# The data

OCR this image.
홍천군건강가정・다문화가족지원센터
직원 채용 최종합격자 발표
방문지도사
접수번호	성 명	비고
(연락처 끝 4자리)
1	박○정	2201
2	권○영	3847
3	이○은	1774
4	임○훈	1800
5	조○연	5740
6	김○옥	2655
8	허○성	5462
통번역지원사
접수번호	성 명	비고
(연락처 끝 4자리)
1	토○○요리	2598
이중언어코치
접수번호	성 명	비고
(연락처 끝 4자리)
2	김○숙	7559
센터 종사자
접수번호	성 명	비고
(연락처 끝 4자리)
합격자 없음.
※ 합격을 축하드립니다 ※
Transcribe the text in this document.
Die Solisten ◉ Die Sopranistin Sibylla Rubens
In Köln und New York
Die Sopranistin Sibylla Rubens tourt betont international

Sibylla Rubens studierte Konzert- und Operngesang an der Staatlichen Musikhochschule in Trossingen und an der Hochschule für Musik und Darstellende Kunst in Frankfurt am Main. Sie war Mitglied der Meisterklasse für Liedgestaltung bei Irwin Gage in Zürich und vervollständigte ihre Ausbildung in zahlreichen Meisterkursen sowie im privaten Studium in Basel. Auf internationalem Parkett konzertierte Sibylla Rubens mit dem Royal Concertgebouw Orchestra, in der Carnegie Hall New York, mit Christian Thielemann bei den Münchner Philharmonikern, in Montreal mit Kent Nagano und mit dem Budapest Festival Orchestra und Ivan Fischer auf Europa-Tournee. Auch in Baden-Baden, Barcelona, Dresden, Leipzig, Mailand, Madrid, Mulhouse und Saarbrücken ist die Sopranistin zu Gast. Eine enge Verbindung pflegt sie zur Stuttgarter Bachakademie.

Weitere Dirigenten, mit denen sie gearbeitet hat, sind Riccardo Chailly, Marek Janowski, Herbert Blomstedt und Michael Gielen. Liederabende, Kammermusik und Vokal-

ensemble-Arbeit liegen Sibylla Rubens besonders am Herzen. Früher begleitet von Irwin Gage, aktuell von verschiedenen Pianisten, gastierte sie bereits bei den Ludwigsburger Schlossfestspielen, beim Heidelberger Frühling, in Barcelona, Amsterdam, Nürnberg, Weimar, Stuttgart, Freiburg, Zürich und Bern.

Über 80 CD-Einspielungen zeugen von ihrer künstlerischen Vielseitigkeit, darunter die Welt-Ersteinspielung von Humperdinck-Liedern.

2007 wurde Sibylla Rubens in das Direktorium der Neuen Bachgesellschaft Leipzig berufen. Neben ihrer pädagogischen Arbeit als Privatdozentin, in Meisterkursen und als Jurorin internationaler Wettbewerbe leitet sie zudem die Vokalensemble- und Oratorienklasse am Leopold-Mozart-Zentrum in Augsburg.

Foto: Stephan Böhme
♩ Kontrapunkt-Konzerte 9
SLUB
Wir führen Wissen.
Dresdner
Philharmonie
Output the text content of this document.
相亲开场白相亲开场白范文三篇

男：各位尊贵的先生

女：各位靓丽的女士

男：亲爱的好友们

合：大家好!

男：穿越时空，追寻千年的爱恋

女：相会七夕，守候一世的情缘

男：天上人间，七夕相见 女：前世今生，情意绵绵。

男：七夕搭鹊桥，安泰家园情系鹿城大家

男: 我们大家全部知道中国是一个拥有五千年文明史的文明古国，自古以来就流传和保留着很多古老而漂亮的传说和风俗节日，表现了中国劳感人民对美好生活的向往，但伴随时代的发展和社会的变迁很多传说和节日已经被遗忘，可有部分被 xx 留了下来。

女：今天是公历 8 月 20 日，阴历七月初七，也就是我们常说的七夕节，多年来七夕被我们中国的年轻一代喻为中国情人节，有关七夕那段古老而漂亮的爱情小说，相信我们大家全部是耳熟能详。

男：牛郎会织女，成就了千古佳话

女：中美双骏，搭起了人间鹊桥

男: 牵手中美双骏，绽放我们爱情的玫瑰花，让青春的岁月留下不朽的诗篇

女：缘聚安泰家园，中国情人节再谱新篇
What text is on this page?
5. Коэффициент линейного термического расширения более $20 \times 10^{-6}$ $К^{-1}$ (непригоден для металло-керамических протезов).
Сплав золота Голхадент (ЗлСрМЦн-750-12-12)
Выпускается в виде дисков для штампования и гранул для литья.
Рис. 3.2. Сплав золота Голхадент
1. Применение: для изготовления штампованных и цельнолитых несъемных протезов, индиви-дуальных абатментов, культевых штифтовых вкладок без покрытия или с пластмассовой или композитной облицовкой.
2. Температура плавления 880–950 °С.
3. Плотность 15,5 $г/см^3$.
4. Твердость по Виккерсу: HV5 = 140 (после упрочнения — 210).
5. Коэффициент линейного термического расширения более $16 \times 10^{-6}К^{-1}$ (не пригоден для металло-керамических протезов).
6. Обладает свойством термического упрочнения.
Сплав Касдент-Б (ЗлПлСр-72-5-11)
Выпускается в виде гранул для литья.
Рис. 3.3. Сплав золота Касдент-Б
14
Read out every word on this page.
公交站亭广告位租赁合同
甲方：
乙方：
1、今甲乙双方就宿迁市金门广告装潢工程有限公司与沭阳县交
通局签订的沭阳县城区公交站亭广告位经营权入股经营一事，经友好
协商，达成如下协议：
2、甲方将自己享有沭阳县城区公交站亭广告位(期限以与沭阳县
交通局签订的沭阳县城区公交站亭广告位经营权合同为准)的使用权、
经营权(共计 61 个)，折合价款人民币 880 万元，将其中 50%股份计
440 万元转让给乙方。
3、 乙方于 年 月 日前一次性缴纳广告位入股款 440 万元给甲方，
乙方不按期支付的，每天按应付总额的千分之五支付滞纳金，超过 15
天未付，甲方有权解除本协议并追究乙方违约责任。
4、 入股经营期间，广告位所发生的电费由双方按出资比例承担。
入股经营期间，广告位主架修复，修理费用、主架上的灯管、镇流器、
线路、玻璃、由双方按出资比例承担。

# Work required
Pull out each record as written and restate it exactly.

# Written reply
OCR this image.
홍천군건강가정・다문화가족지원센터
직원 채용 최종합격자 발표
방문지도사
접수번호	성 명	비고
(연락처 끝 4자리)
1	박○정	2201
2	권○영	3847
3	이○은	1774
4	임○훈	1800
5	조○연	5740
6	김○옥	2655
8	허○성	5462
통번역지원사
접수번호	성 명	비고
(연락처 끝 4자리)
1	토○○요리	2598
이중언어코치
접수번호	성 명	비고
(연락처 끝 4자리)
2	김○숙	7559
센터 종사자
접수번호	성 명	비고
(연락처 끝 4자리)
합격자 없음.
※ 합격을 축하드립니다 ※
Transcribe the text in this document.
Die Solisten ◉ Die Sopranistin Sibylla Rubens
In Köln und New York
Die Sopranistin Sibylla Rubens tourt betont international

Sibylla Rubens studierte Konzert- und Operngesang an der Staatlichen Musikhochschule in Trossingen und an der Hochschule für Musik und Darstellende Kunst in Frankfurt am Main. Sie war Mitglied der Meisterklasse für Liedgestaltung bei Irwin Gage in Zürich und vervollständigte ihre Ausbildung in zahlreichen Meisterkursen sowie im privaten Studium in Basel. Auf internationalem Parkett konzertierte Sibylla Rubens mit dem Royal Concertgebouw Orchestra, in der Carnegie Hall New York, mit Christian Thielemann bei den Münchner Philharmonikern, in Montreal mit Kent Nagano und mit dem Budapest Festival Orchestra und Ivan Fischer auf Europa-Tournee. Auch in Baden-Baden, Barcelona, Dresden, Leipzig, Mailand, Madrid, Mulhouse und Saarbrücken ist die Sopranistin zu Gast. Eine enge Verbindung pflegt sie zur Stuttgarter Bachakademie.

Weitere Dirigenten, mit denen sie gearbeitet hat, sind Riccardo Chailly, Marek Janowski, Herbert Blomstedt und Michael Gielen. Liederabende, Kammermusik und Vokal-

ensemble-Arbeit liegen Sibylla Rubens besonders am Herzen. Früher begleitet von Irwin Gage, aktuell von verschiedenen Pianisten, gastierte sie bereits bei den Ludwigsburger Schlossfestspielen, beim Heidelberger Frühling, in Barcelona, Amsterdam, Nürnberg, Weimar, Stuttgart, Freiburg, Zürich und Bern.

Über 80 CD-Einspielungen zeugen von ihrer künstlerischen Vielseitigkeit, darunter die Welt-Ersteinspielung von Humperdinck-Liedern.

2007 wurde Sibylla Rubens in das Direktorium der Neuen Bachgesellschaft Leipzig berufen. Neben ihrer pädagogischen Arbeit als Privatdozentin, in Meisterkursen und als Jurorin internationaler Wettbewerbe leitet sie zudem die Vokalensemble- und Oratorienklasse am Leopold-Mozart-Zentrum in Augsburg.

Foto: Stephan Böhme
♩ Kontrapunkt-Konzerte 9
SLUB
Wir führen Wissen.
Dresdner
Philharmonie
Output the text content of this document.
相亲开场白相亲开场白范文三篇

男：各位尊贵的先生

女：各位靓丽的女士

男：亲爱的好友们

合：大家好!

男：穿越时空，追寻千年的爱恋

女：相会七夕，守候一世的情缘

男：天上人间，七夕相见 女：前世今生，情意绵绵。

男：七夕搭鹊桥，安泰家园情系鹿城大家

男: 我们大家全部知道中国是一个拥有五千年文明史的文明古国，自古以来就流传和保留着很多古老而漂亮的传说和风俗节日，表现了中国劳感人民对美好生活的向往，但伴随时代的发展和社会的变迁很多传说和节日已经被遗忘，可有部分被 xx 留了下来。

女：今天是公历 8 月 20 日，阴历七月初七，也就是我们常说的七夕节，多年来七夕被我们中国的年轻一代喻为中国情人节，有关七夕那段古老而漂亮的爱情小说，相信我们大家全部是耳熟能详。

男：牛郎会织女，成就了千古佳话

女：中美双骏，搭起了人间鹊桥

男: 牵手中美双骏，绽放我们爱情的玫瑰花，让青春的岁月留下不朽的诗篇

女：缘聚安泰家园，中国情人节再谱新篇
What text is on this page?
5. Коэффициент линейного термического расширения более $20 \times 10^{-6}$ $К^{-1}$ (непригоден для металло-керамических протезов).
Сплав золота Голхадент (ЗлСрМЦн-750-12-12)
Выпускается в виде дисков для штампования и гранул для литья.
Рис. 3.2. Сплав золота Голхадент
1. Применение: для изготовления штампованных и цельнолитых несъемных протезов, индиви-дуальных абатментов, культевых штифтовых вкладок без покрытия или с пластмассовой или композитной облицовкой.
2. Температура плавления 880–950 °С.
3. Плотность 15,5 $г/см^3$.
4. Твердость по Виккерсу: HV5 = 140 (после упрочнения — 210).
5. Коэффициент линейного термического расширения более $16 \times 10^{-6}К^{-1}$ (не пригоден для металло-керамических протезов).
6. Обладает свойством термического упрочнения.
Сплав Касдент-Б (ЗлПлСр-72-5-11)
Выпускается в виде гранул для литья.
Рис. 3.3. Сплав золота Касдент-Б
14
Read out every word on this page.
公交站亭广告位租赁合同
甲方：
乙方：
1、今甲乙双方就宿迁市金门广告装潢工程有限公司与沭阳县交
通局签订的沭阳县城区公交站亭广告位经营权入股经营一事，经友好
协商，达成如下协议：
2、甲方将自己享有沭阳县城区公交站亭广告位(期限以与沭阳县
交通局签订的沭阳县城区公交站亭广告位经营权合同为准)的使用权、
经营权(共计 61 个)，折合价款人民币 880 万元，将其中 50%股份计
440 万元转让给乙方。
3、 乙方于 年 月 日前一次性缴纳广告位入股款 440 万元给甲方，
乙方不按期支付的，每天按应付总额的千分之五支付滞纳金，超过 15
天未付，甲方有权解除本协议并追究乙方违约责任。
4、 入股经营期间，广告位所发生的电费由双方按出资比例承担。
入股经营期间，广告位主架修复，修理费用、主架上的灯管、镇流器、
线路、玻璃、由双方按出资比例承担。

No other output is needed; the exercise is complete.